- **Short problem**
Below are some records: retype them all exactly, but not the pictures.

** Start Recorded data **

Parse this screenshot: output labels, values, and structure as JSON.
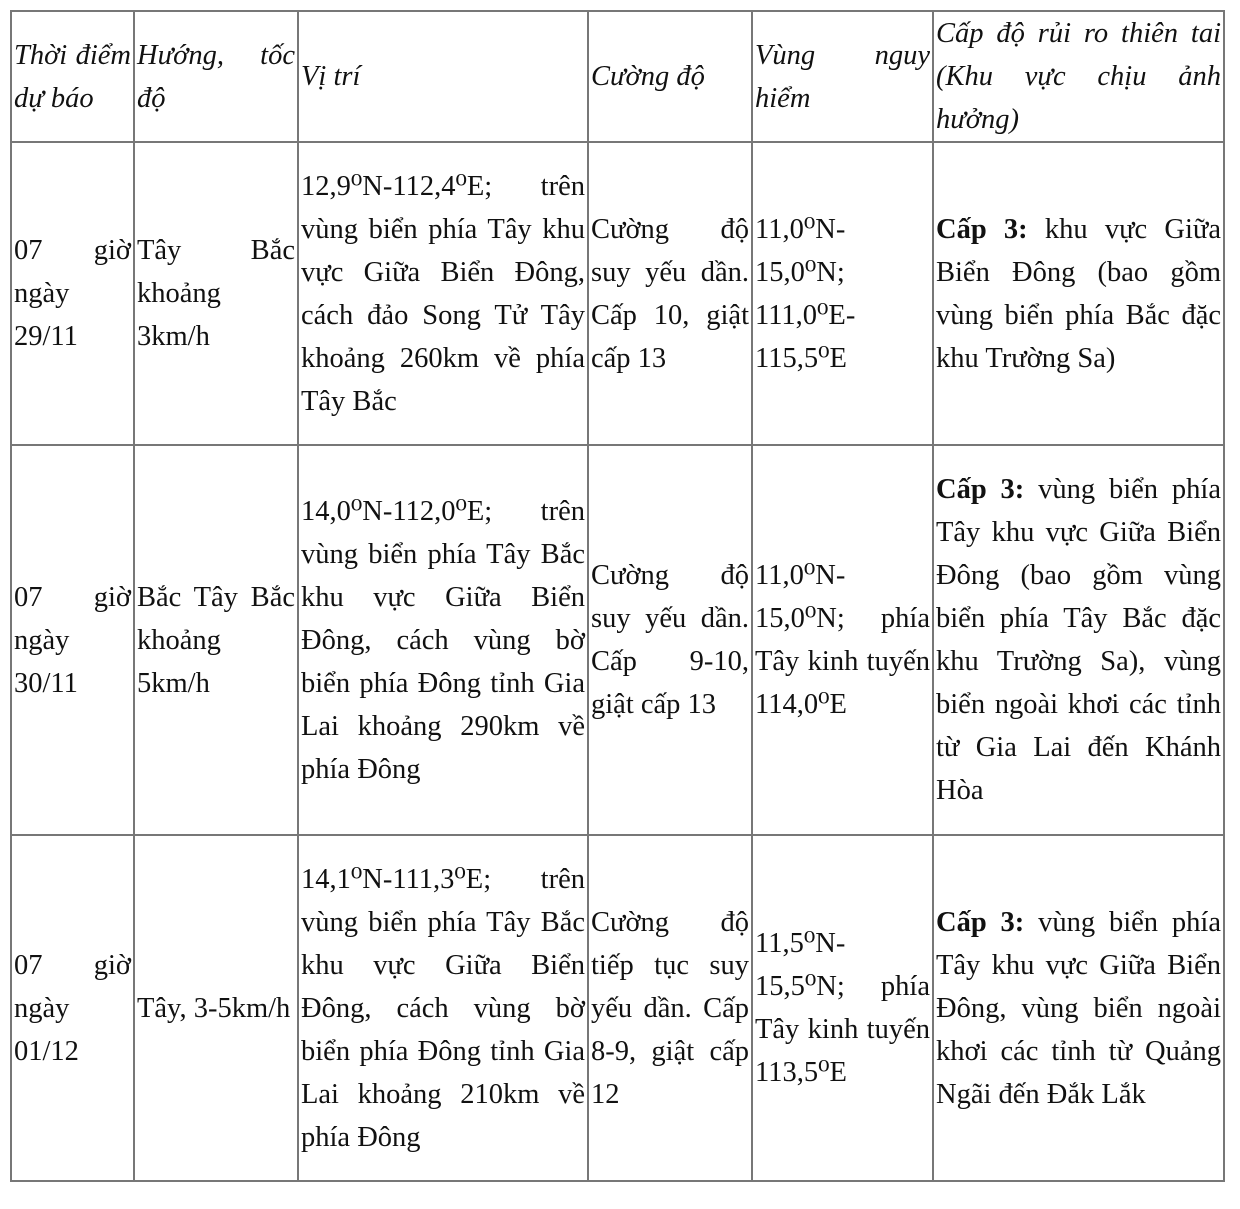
{
  "headers": [
    "Thời điểm dự báo",
    "Hướng, tốc độ",
    "Vị trí",
    "Cường độ",
    "Vùng nguy hiểm",
    "Cấp độ rủi ro thiên tai (Khu vực chịu ảnh hưởng)"
  ],
  "rows": [
    {
      "time": "07 giờ ngày 29/11",
      "direction": "Tây Bắc khoảng 3km/h",
      "position": "12,9⁰N-112,4⁰E; trên vùng biển phía Tây khu vực Giữa Biển Đông, cách đảo Song Tử Tây khoảng 260km về phía Tây Bắc",
      "intensity": "Cường độ suy yếu dần. Cấp 10, giật cấp 13",
      "danger_zone": "11,0⁰N-15,0⁰N; 111,0⁰E-115,5⁰E",
      "risk_level": "Cấp 3:",
      "risk_area": " khu vực Giữa Biển Đông (bao gồm vùng biển phía Bắc đặc khu Trường Sa)"
    },
    {
      "time": "07 giờ ngày 30/11",
      "direction": "Bắc Tây Bắc khoảng 5km/h",
      "position": "14,0⁰N-112,0⁰E; trên vùng biển phía Tây Bắc khu vực Giữa Biển Đông, cách vùng bờ biển phía Đông tỉnh Gia Lai khoảng 290km về phía Đông",
      "intensity": "Cường độ suy yếu dần. Cấp 9-10, giật cấp 13",
      "danger_zone": "11,0⁰N-15,0⁰N; phía Tây kinh tuyến 114,0⁰E",
      "risk_level": "Cấp 3:",
      "risk_area": " vùng biển phía Tây khu vực Giữa Biển Đông (bao gồm vùng biển phía Tây Bắc đặc khu Trường Sa), vùng biển ngoài khơi các tỉnh từ Gia Lai đến Khánh Hòa"
    },
    {
      "time": "07 giờ ngày 01/12",
      "direction": "Tây, 3-5km/h",
      "position": "14,1⁰N-111,3⁰E; trên vùng biển phía Tây Bắc khu vực Giữa Biển Đông, cách vùng bờ biển phía Đông tỉnh Gia Lai khoảng 210km về phía Đông",
      "intensity": "Cường độ tiếp tục suy yếu dần. Cấp 8-9, giật cấp 12",
      "danger_zone": "11,5⁰N-15,5⁰N; phía Tây kinh tuyến 113,5⁰E",
      "risk_level": "Cấp 3:",
      "risk_area": " vùng biển phía Tây khu vực Giữa Biển Đông, vùng biển ngoài khơi các tỉnh từ Quảng Ngãi đến Đắk Lắk"
    }
  ]
}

** End Recorded data **

- **The result**
Parse this screenshot: output labels, values, and structure as JSON.
{
  "headers": [
    "Thời điểm dự báo",
    "Hướng, tốc độ",
    "Vị trí",
    "Cường độ",
    "Vùng nguy hiểm",
    "Cấp độ rủi ro thiên tai (Khu vực chịu ảnh hưởng)"
  ],
  "rows": [
    {
      "time": "07 giờ ngày 29/11",
      "direction": "Tây Bắc khoảng 3km/h",
      "position": "12,9⁰N-112,4⁰E; trên vùng biển phía Tây khu vực Giữa Biển Đông, cách đảo Song Tử Tây khoảng 260km về phía Tây Bắc",
      "intensity": "Cường độ suy yếu dần. Cấp 10, giật cấp 13",
      "danger_zone": "11,0⁰N-15,0⁰N; 111,0⁰E-115,5⁰E",
      "risk_level": "Cấp 3:",
      "risk_area": " khu vực Giữa Biển Đông (bao gồm vùng biển phía Bắc đặc khu Trường Sa)"
    },
    {
      "time": "07 giờ ngày 30/11",
      "direction": "Bắc Tây Bắc khoảng 5km/h",
      "position": "14,0⁰N-112,0⁰E; trên vùng biển phía Tây Bắc khu vực Giữa Biển Đông, cách vùng bờ biển phía Đông tỉnh Gia Lai khoảng 290km về phía Đông",
      "intensity": "Cường độ suy yếu dần. Cấp 9-10, giật cấp 13",
      "danger_zone": "11,0⁰N-15,0⁰N; phía Tây kinh tuyến 114,0⁰E",
      "risk_level": "Cấp 3:",
      "risk_area": " vùng biển phía Tây khu vực Giữa Biển Đông (bao gồm vùng biển phía Tây Bắc đặc khu Trường Sa), vùng biển ngoài khơi các tỉnh từ Gia Lai đến Khánh Hòa"
    },
    {
      "time": "07 giờ ngày 01/12",
      "direction": "Tây, 3-5km/h",
      "position": "14,1⁰N-111,3⁰E; trên vùng biển phía Tây Bắc khu vực Giữa Biển Đông, cách vùng bờ biển phía Đông tỉnh Gia Lai khoảng 210km về phía Đông",
      "intensity": "Cường độ tiếp tục suy yếu dần. Cấp 8-9, giật cấp 12",
      "danger_zone": "11,5⁰N-15,5⁰N; phía Tây kinh tuyến 113,5⁰E",
      "risk_level": "Cấp 3:",
      "risk_area": " vùng biển phía Tây khu vực Giữa Biển Đông, vùng biển ngoài khơi các tỉnh từ Quảng Ngãi đến Đắk Lắk"
    }
  ]
}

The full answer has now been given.